Entries provided –
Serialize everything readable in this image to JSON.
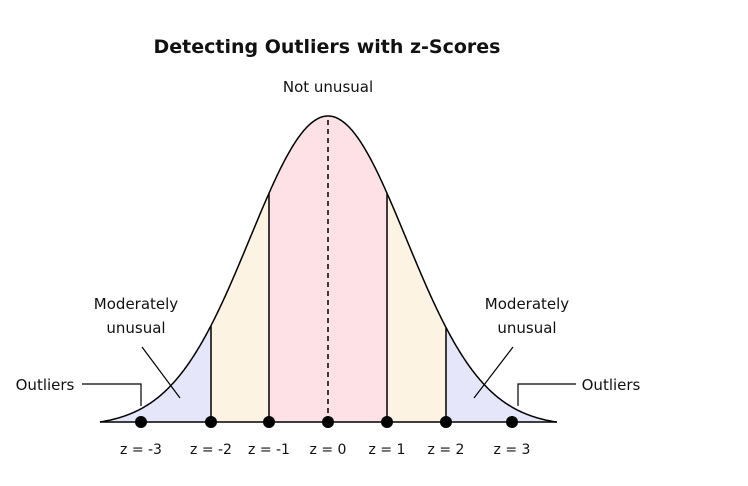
{
  "title": "Detecting Outliers with z-Scores",
  "center_label": "Not unusual",
  "left_moderate_label": [
    "Moderately",
    "unusual"
  ],
  "right_moderate_label": [
    "Moderately",
    "unusual"
  ],
  "left_outliers_label": "Outliers",
  "right_outliers_label": "Outliers",
  "z_points": [
    {
      "z": -3,
      "label": "z = -3"
    },
    {
      "z": -2,
      "label": "z = -2"
    },
    {
      "z": -1,
      "label": "z = -1"
    },
    {
      "z": 0,
      "label": "z = 0"
    },
    {
      "z": 1,
      "label": "z = 1"
    },
    {
      "z": 2,
      "label": "z = 2"
    },
    {
      "z": 3,
      "label": "z = 3"
    }
  ],
  "colors": {
    "not_unusual": "#fde1e6",
    "between_1_2": "#fdf3e3",
    "moderately_unusual": "#e6e6fb",
    "line": "#000000"
  }
}
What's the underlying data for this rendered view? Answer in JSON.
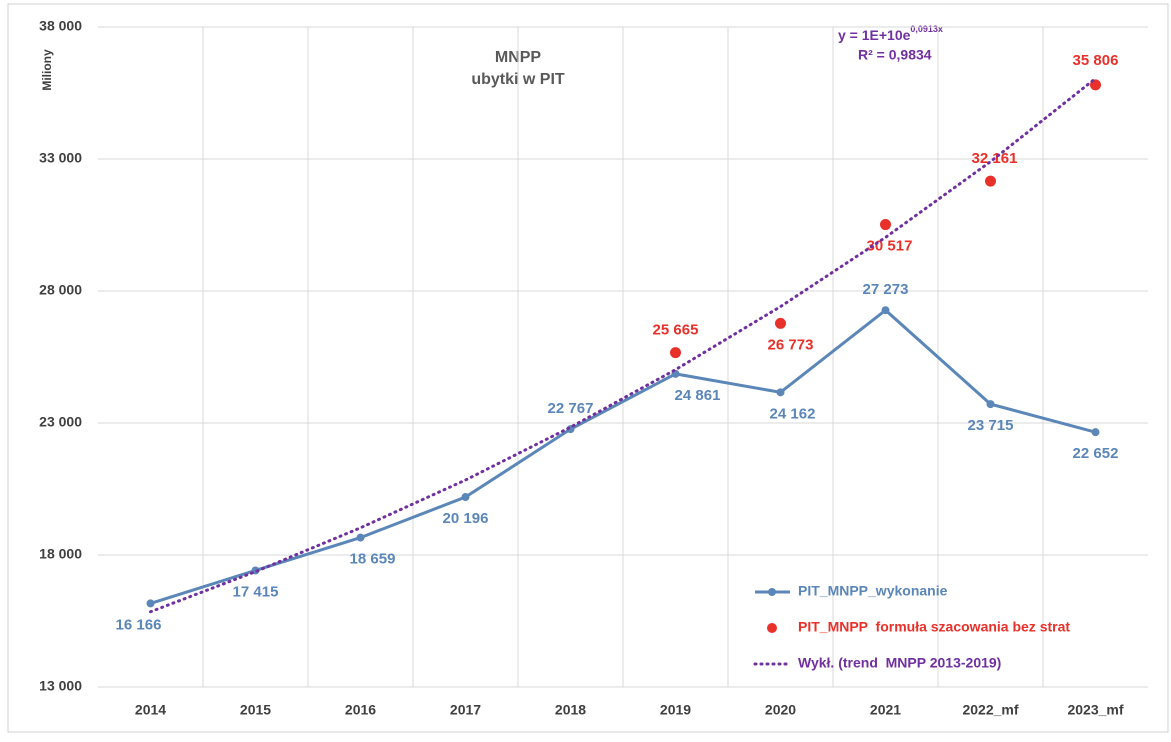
{
  "chart_data": {
    "type": "line",
    "title": "MNPP",
    "subtitle": "ubytki w PIT",
    "y_label": "Miliony",
    "equation": {
      "base": "y = 1E+10e",
      "exponent": "0,0913x"
    },
    "r_squared": "R² = 0,9834",
    "categories": [
      "2014",
      "2015",
      "2016",
      "2017",
      "2018",
      "2019",
      "2020",
      "2021",
      "2022_mf",
      "2023_mf"
    ],
    "series": [
      {
        "name": "PIT_MNPP_wykonanie",
        "color": "#5b86b8",
        "style": "line-markers",
        "values": [
          16166,
          17415,
          18659,
          20196,
          22767,
          24861,
          24162,
          27273,
          23715,
          22652
        ],
        "value_labels": [
          "16 166",
          "17 415",
          "18 659",
          "20 196",
          "22 767",
          "24 861",
          "24 162",
          "27 273",
          "23 715",
          "22 652"
        ]
      },
      {
        "name": "PIT_MNPP  formuła szacowania bez strat",
        "color": "#e8312a",
        "style": "markers",
        "values": [
          null,
          null,
          null,
          null,
          null,
          25665,
          26773,
          30517,
          32161,
          35806
        ],
        "value_labels": [
          null,
          null,
          null,
          null,
          null,
          "25 665",
          "26 773",
          "30 517",
          "32 161",
          "35 806"
        ]
      },
      {
        "name": "Wykł. (trend  MNPP 2013-2019)",
        "color": "#7030a0",
        "style": "dotted",
        "values": [
          15850,
          17370,
          19030,
          20840,
          22840,
          25020,
          27410,
          30030,
          32900,
          36050
        ]
      }
    ],
    "ylim": [
      13000,
      38000
    ],
    "yticks": [
      {
        "value": 13000,
        "label": "13 000"
      },
      {
        "value": 18000,
        "label": "18 000"
      },
      {
        "value": 23000,
        "label": "23 000"
      },
      {
        "value": 28000,
        "label": "28 000"
      },
      {
        "value": 33000,
        "label": "33 000"
      },
      {
        "value": 38000,
        "label": "38 000"
      }
    ],
    "grid": true,
    "legend": "lower right"
  }
}
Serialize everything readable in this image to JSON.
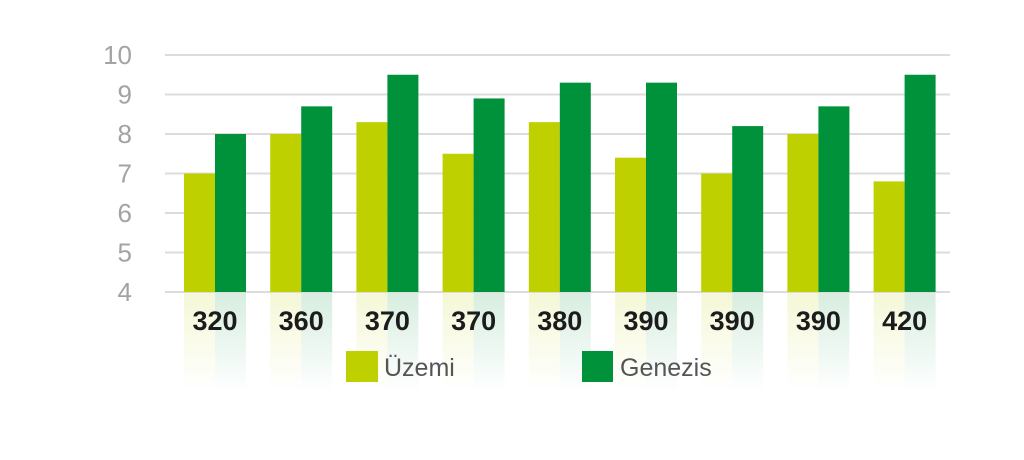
{
  "chart_data": {
    "type": "bar",
    "categories": [
      "320",
      "360",
      "370",
      "370",
      "380",
      "390",
      "390",
      "390",
      "420"
    ],
    "series": [
      {
        "name": "Üzemi",
        "color": "#bed000",
        "values": [
          7.0,
          8.0,
          8.3,
          7.5,
          8.3,
          7.4,
          7.0,
          8.0,
          6.8
        ]
      },
      {
        "name": "Genezis",
        "color": "#00923a",
        "values": [
          8.0,
          8.7,
          9.5,
          8.9,
          9.3,
          9.3,
          8.2,
          8.7,
          9.5
        ]
      }
    ],
    "yticks": [
      "4",
      "5",
      "6",
      "7",
      "8",
      "9",
      "10"
    ],
    "ylim": [
      4,
      10
    ],
    "grid": true,
    "legend": "bottom",
    "gridColor": "#dcdcdc"
  }
}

To do –
Make a word-for-word copy of the entries, without any pictures.

Correct answer –
Serialize everything readable in this image to JSON.
{
  "title": "Detecting Outliers with z-Scores",
  "center_label": "Not unusual",
  "left_moderate_label": [
    "Moderately",
    "unusual"
  ],
  "right_moderate_label": [
    "Moderately",
    "unusual"
  ],
  "left_outliers_label": "Outliers",
  "right_outliers_label": "Outliers",
  "z_points": [
    {
      "z": -3,
      "label": "z = -3"
    },
    {
      "z": -2,
      "label": "z = -2"
    },
    {
      "z": -1,
      "label": "z = -1"
    },
    {
      "z": 0,
      "label": "z = 0"
    },
    {
      "z": 1,
      "label": "z = 1"
    },
    {
      "z": 2,
      "label": "z = 2"
    },
    {
      "z": 3,
      "label": "z = 3"
    }
  ],
  "colors": {
    "not_unusual": "#fde1e6",
    "between_1_2": "#fdf3e3",
    "moderately_unusual": "#e6e6fb",
    "line": "#000000"
  }
}
What's the underlying data for this rendered view? Answer in JSON.
{
  "chart_data": {
    "type": "line",
    "title": "MNPP",
    "subtitle": "ubytki w PIT",
    "y_label": "Miliony",
    "equation": {
      "base": "y = 1E+10e",
      "exponent": "0,0913x"
    },
    "r_squared": "R² = 0,9834",
    "categories": [
      "2014",
      "2015",
      "2016",
      "2017",
      "2018",
      "2019",
      "2020",
      "2021",
      "2022_mf",
      "2023_mf"
    ],
    "series": [
      {
        "name": "PIT_MNPP_wykonanie",
        "color": "#5b86b8",
        "style": "line-markers",
        "values": [
          16166,
          17415,
          18659,
          20196,
          22767,
          24861,
          24162,
          27273,
          23715,
          22652
        ],
        "value_labels": [
          "16 166",
          "17 415",
          "18 659",
          "20 196",
          "22 767",
          "24 861",
          "24 162",
          "27 273",
          "23 715",
          "22 652"
        ]
      },
      {
        "name": "PIT_MNPP  formuła szacowania bez strat",
        "color": "#e8312a",
        "style": "markers",
        "values": [
          null,
          null,
          null,
          null,
          null,
          25665,
          26773,
          30517,
          32161,
          35806
        ],
        "value_labels": [
          null,
          null,
          null,
          null,
          null,
          "25 665",
          "26 773",
          "30 517",
          "32 161",
          "35 806"
        ]
      },
      {
        "name": "Wykł. (trend  MNPP 2013-2019)",
        "color": "#7030a0",
        "style": "dotted",
        "values": [
          15850,
          17370,
          19030,
          20840,
          22840,
          25020,
          27410,
          30030,
          32900,
          36050
        ]
      }
    ],
    "ylim": [
      13000,
      38000
    ],
    "yticks": [
      {
        "value": 13000,
        "label": "13 000"
      },
      {
        "value": 18000,
        "label": "18 000"
      },
      {
        "value": 23000,
        "label": "23 000"
      },
      {
        "value": 28000,
        "label": "28 000"
      },
      {
        "value": 33000,
        "label": "33 000"
      },
      {
        "value": 38000,
        "label": "38 000"
      }
    ],
    "grid": true,
    "legend": "lower right"
  }
}
Serialize everything readable in this image to JSON.
{
  "chart_data": {
    "type": "bar",
    "categories": [
      "320",
      "360",
      "370",
      "370",
      "380",
      "390",
      "390",
      "390",
      "420"
    ],
    "series": [
      {
        "name": "Üzemi",
        "color": "#bed000",
        "values": [
          7.0,
          8.0,
          8.3,
          7.5,
          8.3,
          7.4,
          7.0,
          8.0,
          6.8
        ]
      },
      {
        "name": "Genezis",
        "color": "#00923a",
        "values": [
          8.0,
          8.7,
          9.5,
          8.9,
          9.3,
          9.3,
          8.2,
          8.7,
          9.5
        ]
      }
    ],
    "yticks": [
      "4",
      "5",
      "6",
      "7",
      "8",
      "9",
      "10"
    ],
    "ylim": [
      4,
      10
    ],
    "grid": true,
    "legend": "bottom",
    "gridColor": "#dcdcdc"
  }
}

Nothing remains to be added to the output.